## PROBLEM TO SOLVE
Among the lines below, list those containing the string "个单位长度到达点".

## DATA FOR THIS TASK
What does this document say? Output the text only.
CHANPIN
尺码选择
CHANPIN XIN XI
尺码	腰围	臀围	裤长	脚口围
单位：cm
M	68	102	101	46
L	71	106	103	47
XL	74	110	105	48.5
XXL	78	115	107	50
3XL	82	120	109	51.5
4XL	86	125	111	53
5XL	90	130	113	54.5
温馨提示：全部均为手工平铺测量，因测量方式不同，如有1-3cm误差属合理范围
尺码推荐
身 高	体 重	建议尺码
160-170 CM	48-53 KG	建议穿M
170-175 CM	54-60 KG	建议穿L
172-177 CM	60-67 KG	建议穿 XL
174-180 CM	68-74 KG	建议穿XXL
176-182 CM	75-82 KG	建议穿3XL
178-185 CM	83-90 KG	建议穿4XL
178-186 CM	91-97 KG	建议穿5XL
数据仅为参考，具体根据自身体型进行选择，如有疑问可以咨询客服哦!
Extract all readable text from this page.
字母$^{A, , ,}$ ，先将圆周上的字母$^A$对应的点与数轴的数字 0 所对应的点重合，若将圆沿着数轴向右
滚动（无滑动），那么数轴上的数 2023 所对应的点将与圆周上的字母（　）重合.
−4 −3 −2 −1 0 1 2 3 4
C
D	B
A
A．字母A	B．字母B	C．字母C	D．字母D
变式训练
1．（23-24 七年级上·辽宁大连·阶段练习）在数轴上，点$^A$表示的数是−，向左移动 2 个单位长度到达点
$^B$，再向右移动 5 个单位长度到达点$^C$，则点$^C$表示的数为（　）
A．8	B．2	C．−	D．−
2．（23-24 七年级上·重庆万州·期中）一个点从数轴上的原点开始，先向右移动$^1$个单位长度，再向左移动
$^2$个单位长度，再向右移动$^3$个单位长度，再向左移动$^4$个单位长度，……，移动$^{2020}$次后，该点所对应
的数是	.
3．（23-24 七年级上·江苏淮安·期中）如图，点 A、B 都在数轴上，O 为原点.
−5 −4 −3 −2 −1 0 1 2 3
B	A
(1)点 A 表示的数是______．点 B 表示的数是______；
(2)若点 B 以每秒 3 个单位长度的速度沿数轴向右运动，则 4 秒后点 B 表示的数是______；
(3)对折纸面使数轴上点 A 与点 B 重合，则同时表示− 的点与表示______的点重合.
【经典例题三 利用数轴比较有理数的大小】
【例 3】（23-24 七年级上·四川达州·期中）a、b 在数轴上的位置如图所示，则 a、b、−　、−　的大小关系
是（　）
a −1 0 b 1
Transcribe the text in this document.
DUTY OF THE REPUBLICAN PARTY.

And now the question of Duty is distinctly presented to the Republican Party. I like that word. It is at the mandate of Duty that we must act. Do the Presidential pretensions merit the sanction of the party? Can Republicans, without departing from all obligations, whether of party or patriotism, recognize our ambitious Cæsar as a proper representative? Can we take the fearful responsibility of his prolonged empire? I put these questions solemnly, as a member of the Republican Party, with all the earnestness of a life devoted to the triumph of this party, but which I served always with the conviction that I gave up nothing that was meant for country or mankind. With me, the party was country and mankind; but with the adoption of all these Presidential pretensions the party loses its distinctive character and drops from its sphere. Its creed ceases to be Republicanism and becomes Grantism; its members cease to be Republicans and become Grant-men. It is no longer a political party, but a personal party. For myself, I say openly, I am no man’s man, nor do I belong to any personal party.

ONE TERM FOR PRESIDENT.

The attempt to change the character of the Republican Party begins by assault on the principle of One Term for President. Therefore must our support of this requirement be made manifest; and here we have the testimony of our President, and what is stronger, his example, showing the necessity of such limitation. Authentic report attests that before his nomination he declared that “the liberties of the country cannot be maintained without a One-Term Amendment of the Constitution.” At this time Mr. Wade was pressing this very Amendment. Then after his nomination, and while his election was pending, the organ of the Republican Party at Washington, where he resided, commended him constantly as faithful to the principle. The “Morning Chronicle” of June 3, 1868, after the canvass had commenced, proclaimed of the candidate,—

## RESPONSE TO THIS EXERCISE
1．（23-24 七年级上·辽宁大连·阶段练习）在数轴上，点$^A$表示的数是−，向左移动 2 个单位长度到达点
$^B$，再向右移动 5 个单位长度到达点$^C$，则点$^C$表示的数为（　）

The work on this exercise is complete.